Dataset excerpts
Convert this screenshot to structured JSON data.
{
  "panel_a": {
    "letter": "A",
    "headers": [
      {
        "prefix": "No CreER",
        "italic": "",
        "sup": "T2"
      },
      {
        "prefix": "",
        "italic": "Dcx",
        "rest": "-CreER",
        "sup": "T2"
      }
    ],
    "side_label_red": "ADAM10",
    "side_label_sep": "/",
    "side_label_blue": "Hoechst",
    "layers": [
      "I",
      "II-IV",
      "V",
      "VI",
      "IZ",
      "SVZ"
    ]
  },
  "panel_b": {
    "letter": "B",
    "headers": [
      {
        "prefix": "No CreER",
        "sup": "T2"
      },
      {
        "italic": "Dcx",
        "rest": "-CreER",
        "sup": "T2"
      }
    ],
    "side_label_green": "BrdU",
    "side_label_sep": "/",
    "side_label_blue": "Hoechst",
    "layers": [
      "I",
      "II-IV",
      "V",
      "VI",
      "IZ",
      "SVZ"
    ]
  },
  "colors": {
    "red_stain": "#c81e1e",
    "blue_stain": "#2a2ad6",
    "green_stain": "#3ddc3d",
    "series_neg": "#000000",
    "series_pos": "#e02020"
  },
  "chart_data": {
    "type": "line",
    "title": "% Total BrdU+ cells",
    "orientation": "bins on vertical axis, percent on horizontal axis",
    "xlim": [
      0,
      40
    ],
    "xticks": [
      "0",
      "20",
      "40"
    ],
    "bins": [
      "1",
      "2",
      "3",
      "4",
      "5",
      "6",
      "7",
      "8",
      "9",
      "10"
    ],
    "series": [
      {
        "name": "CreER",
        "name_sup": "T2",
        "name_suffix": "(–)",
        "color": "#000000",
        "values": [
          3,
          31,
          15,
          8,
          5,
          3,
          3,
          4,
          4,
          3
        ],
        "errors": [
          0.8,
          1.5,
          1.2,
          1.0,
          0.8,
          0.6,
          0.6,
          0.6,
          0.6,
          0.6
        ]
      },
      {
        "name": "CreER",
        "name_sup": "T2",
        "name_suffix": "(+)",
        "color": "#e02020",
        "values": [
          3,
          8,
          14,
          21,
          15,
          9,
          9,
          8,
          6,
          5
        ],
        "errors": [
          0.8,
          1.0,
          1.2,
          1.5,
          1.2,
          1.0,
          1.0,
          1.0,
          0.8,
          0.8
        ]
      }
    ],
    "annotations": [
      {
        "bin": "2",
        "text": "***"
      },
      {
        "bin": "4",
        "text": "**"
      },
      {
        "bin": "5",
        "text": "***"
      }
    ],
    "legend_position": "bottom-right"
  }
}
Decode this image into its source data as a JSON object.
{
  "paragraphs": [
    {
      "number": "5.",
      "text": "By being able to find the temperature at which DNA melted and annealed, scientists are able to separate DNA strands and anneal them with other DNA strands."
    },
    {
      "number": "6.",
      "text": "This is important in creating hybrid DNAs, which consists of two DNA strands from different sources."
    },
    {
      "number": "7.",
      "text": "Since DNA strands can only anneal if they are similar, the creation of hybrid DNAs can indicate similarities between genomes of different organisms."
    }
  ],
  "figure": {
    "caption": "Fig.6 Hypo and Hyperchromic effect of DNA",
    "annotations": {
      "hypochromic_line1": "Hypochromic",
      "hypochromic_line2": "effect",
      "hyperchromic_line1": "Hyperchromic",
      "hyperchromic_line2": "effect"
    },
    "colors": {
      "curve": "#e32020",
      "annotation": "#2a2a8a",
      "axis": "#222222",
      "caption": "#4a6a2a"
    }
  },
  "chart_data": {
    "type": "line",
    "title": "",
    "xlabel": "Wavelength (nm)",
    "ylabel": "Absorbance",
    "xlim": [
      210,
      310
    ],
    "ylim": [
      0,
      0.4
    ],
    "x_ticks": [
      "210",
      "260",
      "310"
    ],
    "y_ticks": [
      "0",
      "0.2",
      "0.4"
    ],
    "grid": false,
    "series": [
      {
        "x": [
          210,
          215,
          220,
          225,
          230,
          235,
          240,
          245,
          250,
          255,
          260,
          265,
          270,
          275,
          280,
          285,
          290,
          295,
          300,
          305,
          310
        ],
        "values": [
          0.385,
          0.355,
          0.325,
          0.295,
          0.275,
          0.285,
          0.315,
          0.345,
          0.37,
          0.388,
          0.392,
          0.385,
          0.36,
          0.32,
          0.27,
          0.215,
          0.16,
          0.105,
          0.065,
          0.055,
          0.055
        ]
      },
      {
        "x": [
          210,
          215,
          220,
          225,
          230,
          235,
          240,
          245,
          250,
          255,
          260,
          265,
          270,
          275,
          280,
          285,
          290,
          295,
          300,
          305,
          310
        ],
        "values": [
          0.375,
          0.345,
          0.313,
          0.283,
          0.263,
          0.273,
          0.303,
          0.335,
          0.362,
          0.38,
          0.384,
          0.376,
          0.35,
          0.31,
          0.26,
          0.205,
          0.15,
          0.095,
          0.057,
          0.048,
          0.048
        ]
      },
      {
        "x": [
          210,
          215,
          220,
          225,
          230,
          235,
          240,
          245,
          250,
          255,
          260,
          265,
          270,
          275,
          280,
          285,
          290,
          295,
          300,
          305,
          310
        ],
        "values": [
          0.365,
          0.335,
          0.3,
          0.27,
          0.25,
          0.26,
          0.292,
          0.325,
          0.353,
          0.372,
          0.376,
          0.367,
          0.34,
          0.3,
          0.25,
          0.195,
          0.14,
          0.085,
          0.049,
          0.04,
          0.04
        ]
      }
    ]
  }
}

---

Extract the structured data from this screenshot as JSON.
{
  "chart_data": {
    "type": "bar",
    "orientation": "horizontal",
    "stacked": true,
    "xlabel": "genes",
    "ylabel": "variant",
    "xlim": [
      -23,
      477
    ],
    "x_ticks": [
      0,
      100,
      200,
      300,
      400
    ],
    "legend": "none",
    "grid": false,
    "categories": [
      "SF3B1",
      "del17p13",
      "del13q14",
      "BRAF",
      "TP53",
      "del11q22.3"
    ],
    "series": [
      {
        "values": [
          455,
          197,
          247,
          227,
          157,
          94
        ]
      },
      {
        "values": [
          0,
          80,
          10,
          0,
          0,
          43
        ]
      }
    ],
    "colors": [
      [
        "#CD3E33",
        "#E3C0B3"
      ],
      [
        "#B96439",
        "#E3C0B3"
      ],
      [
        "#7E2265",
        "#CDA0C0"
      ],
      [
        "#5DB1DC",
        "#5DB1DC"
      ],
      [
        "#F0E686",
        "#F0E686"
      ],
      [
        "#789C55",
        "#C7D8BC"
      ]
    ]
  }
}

---

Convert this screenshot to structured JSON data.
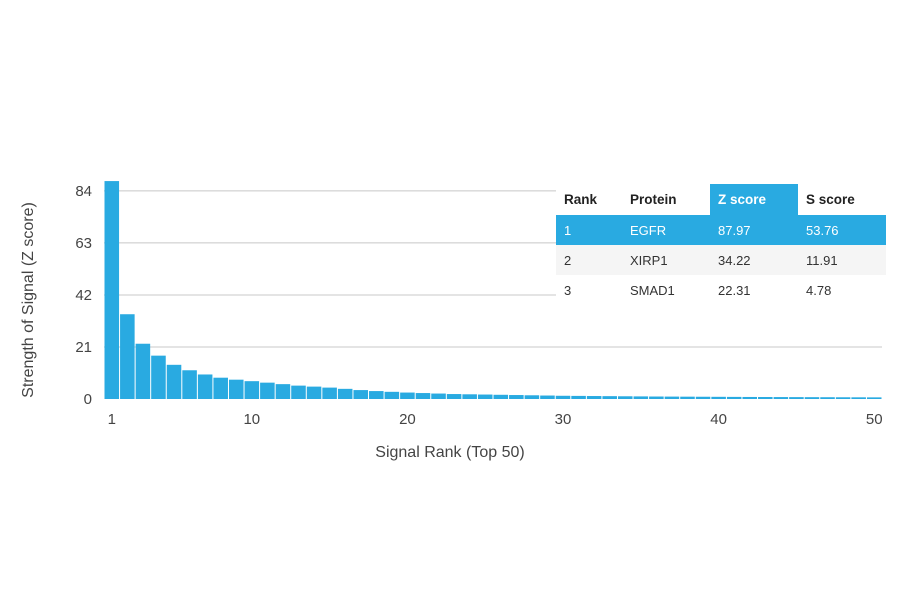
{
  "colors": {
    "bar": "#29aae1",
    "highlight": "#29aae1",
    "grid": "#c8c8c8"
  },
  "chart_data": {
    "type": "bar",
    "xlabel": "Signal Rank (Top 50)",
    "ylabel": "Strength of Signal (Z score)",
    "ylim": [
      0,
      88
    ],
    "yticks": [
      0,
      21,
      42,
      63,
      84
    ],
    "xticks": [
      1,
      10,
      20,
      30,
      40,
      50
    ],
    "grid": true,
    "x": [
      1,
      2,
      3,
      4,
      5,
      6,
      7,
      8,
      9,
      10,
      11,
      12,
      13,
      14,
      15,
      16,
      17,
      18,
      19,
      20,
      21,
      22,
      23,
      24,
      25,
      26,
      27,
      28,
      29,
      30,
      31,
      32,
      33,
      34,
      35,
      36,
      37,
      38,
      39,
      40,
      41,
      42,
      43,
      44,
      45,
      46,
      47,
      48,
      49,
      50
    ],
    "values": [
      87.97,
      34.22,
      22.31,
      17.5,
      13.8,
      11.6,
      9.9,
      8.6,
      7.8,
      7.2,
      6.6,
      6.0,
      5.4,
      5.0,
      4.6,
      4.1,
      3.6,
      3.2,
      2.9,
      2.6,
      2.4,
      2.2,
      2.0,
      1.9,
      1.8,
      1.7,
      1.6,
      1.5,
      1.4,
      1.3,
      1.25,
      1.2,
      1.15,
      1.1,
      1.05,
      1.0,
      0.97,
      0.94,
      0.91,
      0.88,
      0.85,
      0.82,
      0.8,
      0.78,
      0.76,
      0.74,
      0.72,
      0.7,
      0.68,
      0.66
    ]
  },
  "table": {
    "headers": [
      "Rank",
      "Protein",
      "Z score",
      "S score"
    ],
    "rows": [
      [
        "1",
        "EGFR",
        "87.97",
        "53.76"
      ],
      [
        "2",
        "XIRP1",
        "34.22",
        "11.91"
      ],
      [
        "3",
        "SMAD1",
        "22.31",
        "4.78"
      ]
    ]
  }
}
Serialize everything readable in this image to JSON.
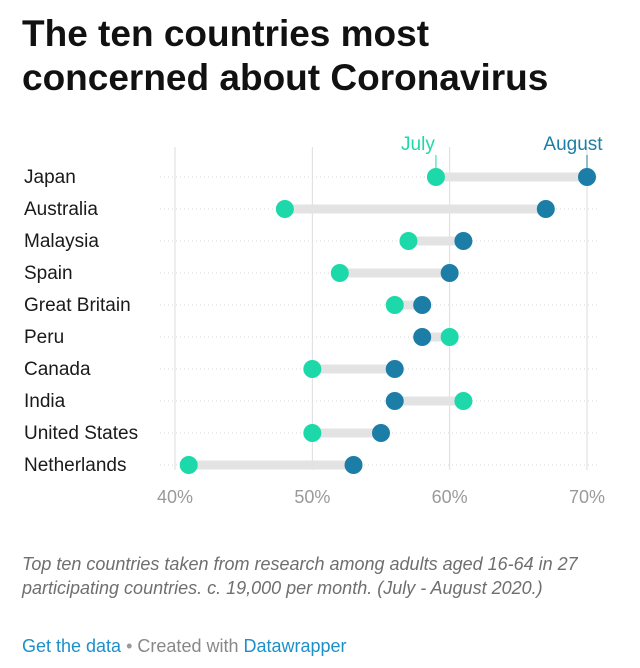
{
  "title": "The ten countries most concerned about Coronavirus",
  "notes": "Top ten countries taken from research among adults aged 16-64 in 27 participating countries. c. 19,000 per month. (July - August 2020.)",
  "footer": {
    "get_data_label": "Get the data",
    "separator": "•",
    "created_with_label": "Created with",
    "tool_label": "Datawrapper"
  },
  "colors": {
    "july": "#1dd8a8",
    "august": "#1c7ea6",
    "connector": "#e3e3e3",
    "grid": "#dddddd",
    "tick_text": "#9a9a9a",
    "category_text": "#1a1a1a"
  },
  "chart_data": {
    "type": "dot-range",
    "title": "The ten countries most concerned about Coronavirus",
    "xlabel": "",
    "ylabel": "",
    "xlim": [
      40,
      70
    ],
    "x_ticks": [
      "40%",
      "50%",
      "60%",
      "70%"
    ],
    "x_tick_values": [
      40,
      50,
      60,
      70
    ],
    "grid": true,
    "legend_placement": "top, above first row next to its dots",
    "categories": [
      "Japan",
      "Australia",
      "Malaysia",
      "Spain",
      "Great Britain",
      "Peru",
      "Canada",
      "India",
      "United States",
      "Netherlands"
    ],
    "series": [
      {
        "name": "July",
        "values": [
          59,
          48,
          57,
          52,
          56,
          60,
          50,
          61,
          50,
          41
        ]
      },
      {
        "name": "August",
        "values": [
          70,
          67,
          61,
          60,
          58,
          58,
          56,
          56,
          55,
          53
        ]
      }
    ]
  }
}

● WHAT TO DO:
Would you filter the records and copy out each line containing "bins"?

● RESULT:
    "orientation": "bins on vertical axis, percent on horizontal axis",
    "bins": [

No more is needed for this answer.